**TASK BRIEF:** Retype the whole listing, please, keeping every line exact and dropping the pictures.

-- begin DATA RECORDS --

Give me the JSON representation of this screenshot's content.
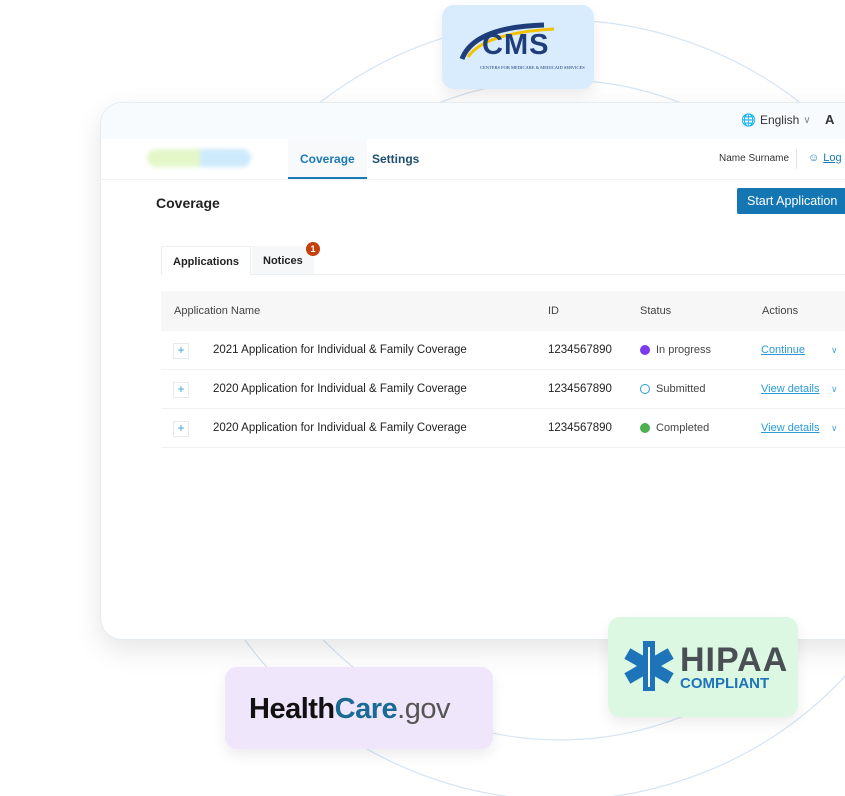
{
  "logos": {
    "cms": {
      "title": "CMS",
      "subtitle": "CENTERS FOR MEDICARE & MEDICAID SERVICES"
    },
    "healthcare": {
      "part1": "Health",
      "part2": "Care",
      "part3": ".gov"
    },
    "hipaa": {
      "title": "HIPAA",
      "subtitle": "COMPLIANT"
    }
  },
  "topbar": {
    "language": "English",
    "font_size_label": "A"
  },
  "nav": {
    "tabs": [
      {
        "label": "Coverage",
        "active": true
      },
      {
        "label": "Settings",
        "active": false
      }
    ],
    "user_name": "Name Surname",
    "logout_label": "Log"
  },
  "page": {
    "title": "Coverage",
    "start_button": "Start Application"
  },
  "subtabs": {
    "applications": "Applications",
    "notices": "Notices",
    "notices_badge": "1"
  },
  "table": {
    "headers": {
      "name": "Application Name",
      "id": "ID",
      "status": "Status",
      "actions": "Actions"
    },
    "rows": [
      {
        "name": "2021 Application for Individual & Family Coverage",
        "id": "1234567890",
        "status": "In progress",
        "action": "Continue"
      },
      {
        "name": "2020 Application for Individual & Family Coverage",
        "id": "1234567890",
        "status": "Submitted",
        "action": "View details"
      },
      {
        "name": "2020 Application for Individual & Family Coverage",
        "id": "1234567890",
        "status": "Completed",
        "action": "View details"
      }
    ]
  },
  "colors": {
    "primary": "#1576b4",
    "in_progress": "#7c3aed",
    "submitted": "#2a9ad8",
    "completed": "#4caf50",
    "badge": "#c2410c"
  }
}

-- end DATA RECORDS --

**RESULT BELOW:**
Give me the JSON representation of this screenshot's content.
{
  "logos": {
    "cms": {
      "title": "CMS",
      "subtitle": "CENTERS FOR MEDICARE & MEDICAID SERVICES"
    },
    "healthcare": {
      "part1": "Health",
      "part2": "Care",
      "part3": ".gov"
    },
    "hipaa": {
      "title": "HIPAA",
      "subtitle": "COMPLIANT"
    }
  },
  "topbar": {
    "language": "English",
    "font_size_label": "A"
  },
  "nav": {
    "tabs": [
      {
        "label": "Coverage",
        "active": true
      },
      {
        "label": "Settings",
        "active": false
      }
    ],
    "user_name": "Name Surname",
    "logout_label": "Log"
  },
  "page": {
    "title": "Coverage",
    "start_button": "Start Application"
  },
  "subtabs": {
    "applications": "Applications",
    "notices": "Notices",
    "notices_badge": "1"
  },
  "table": {
    "headers": {
      "name": "Application Name",
      "id": "ID",
      "status": "Status",
      "actions": "Actions"
    },
    "rows": [
      {
        "name": "2021 Application for Individual & Family Coverage",
        "id": "1234567890",
        "status": "In progress",
        "action": "Continue"
      },
      {
        "name": "2020 Application for Individual & Family Coverage",
        "id": "1234567890",
        "status": "Submitted",
        "action": "View details"
      },
      {
        "name": "2020 Application for Individual & Family Coverage",
        "id": "1234567890",
        "status": "Completed",
        "action": "View details"
      }
    ]
  },
  "colors": {
    "primary": "#1576b4",
    "in_progress": "#7c3aed",
    "submitted": "#2a9ad8",
    "completed": "#4caf50",
    "badge": "#c2410c"
  }
}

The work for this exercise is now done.